▶ [Figure record extracts]:
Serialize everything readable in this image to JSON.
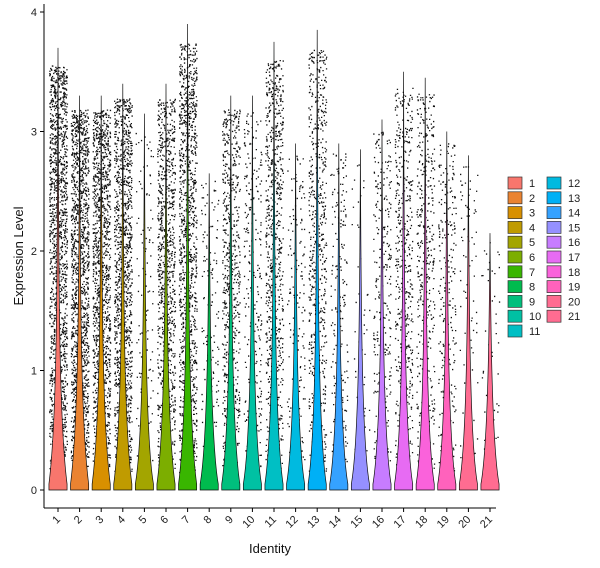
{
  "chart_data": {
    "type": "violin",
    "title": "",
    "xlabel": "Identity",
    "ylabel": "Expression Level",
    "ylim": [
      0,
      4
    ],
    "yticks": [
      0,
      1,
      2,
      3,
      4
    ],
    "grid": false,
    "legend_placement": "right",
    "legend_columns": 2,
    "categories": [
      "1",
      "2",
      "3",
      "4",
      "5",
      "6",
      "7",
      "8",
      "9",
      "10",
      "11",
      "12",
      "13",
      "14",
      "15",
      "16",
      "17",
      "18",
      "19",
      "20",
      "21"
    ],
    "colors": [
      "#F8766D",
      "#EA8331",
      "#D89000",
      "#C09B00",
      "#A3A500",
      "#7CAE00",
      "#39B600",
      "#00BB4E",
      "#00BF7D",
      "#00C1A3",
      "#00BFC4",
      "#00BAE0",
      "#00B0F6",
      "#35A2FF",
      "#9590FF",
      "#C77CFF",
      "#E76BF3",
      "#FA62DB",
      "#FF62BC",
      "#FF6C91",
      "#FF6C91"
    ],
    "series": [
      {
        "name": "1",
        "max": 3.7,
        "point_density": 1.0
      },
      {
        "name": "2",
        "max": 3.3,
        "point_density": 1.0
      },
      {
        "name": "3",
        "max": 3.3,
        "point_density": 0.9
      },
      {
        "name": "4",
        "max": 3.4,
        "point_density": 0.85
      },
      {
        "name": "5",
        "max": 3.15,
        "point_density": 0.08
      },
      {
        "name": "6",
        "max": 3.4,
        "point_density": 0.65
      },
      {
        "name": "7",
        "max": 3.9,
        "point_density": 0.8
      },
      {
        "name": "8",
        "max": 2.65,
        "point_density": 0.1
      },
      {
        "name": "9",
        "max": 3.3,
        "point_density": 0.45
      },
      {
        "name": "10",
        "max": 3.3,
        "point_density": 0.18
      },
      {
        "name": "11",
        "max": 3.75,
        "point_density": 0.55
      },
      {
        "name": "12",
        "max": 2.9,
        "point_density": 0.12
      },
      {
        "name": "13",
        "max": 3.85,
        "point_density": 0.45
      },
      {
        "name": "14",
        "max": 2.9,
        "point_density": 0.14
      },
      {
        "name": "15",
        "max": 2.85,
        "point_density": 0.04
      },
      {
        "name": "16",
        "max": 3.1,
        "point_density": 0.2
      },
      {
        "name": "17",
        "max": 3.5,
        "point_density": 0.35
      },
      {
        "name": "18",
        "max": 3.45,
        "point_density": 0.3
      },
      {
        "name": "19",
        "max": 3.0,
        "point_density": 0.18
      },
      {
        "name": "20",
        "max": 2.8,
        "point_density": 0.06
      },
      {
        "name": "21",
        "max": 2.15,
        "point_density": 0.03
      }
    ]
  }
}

▶ [STATED EXERCISE]: Omit the pictures, then output the rest of the listing exactly.

▶ [WRITTEN RESPONSE]:
Serialize everything readable in this image to JSON.
{
  "chart_data": {
    "type": "violin",
    "title": "",
    "xlabel": "Identity",
    "ylabel": "Expression Level",
    "ylim": [
      0,
      4
    ],
    "yticks": [
      0,
      1,
      2,
      3,
      4
    ],
    "grid": false,
    "legend_placement": "right",
    "legend_columns": 2,
    "categories": [
      "1",
      "2",
      "3",
      "4",
      "5",
      "6",
      "7",
      "8",
      "9",
      "10",
      "11",
      "12",
      "13",
      "14",
      "15",
      "16",
      "17",
      "18",
      "19",
      "20",
      "21"
    ],
    "colors": [
      "#F8766D",
      "#EA8331",
      "#D89000",
      "#C09B00",
      "#A3A500",
      "#7CAE00",
      "#39B600",
      "#00BB4E",
      "#00BF7D",
      "#00C1A3",
      "#00BFC4",
      "#00BAE0",
      "#00B0F6",
      "#35A2FF",
      "#9590FF",
      "#C77CFF",
      "#E76BF3",
      "#FA62DB",
      "#FF62BC",
      "#FF6C91",
      "#FF6C91"
    ],
    "series": [
      {
        "name": "1",
        "max": 3.7,
        "point_density": 1.0
      },
      {
        "name": "2",
        "max": 3.3,
        "point_density": 1.0
      },
      {
        "name": "3",
        "max": 3.3,
        "point_density": 0.9
      },
      {
        "name": "4",
        "max": 3.4,
        "point_density": 0.85
      },
      {
        "name": "5",
        "max": 3.15,
        "point_density": 0.08
      },
      {
        "name": "6",
        "max": 3.4,
        "point_density": 0.65
      },
      {
        "name": "7",
        "max": 3.9,
        "point_density": 0.8
      },
      {
        "name": "8",
        "max": 2.65,
        "point_density": 0.1
      },
      {
        "name": "9",
        "max": 3.3,
        "point_density": 0.45
      },
      {
        "name": "10",
        "max": 3.3,
        "point_density": 0.18
      },
      {
        "name": "11",
        "max": 3.75,
        "point_density": 0.55
      },
      {
        "name": "12",
        "max": 2.9,
        "point_density": 0.12
      },
      {
        "name": "13",
        "max": 3.85,
        "point_density": 0.45
      },
      {
        "name": "14",
        "max": 2.9,
        "point_density": 0.14
      },
      {
        "name": "15",
        "max": 2.85,
        "point_density": 0.04
      },
      {
        "name": "16",
        "max": 3.1,
        "point_density": 0.2
      },
      {
        "name": "17",
        "max": 3.5,
        "point_density": 0.35
      },
      {
        "name": "18",
        "max": 3.45,
        "point_density": 0.3
      },
      {
        "name": "19",
        "max": 3.0,
        "point_density": 0.18
      },
      {
        "name": "20",
        "max": 2.8,
        "point_density": 0.06
      },
      {
        "name": "21",
        "max": 2.15,
        "point_density": 0.03
      }
    ]
  }
}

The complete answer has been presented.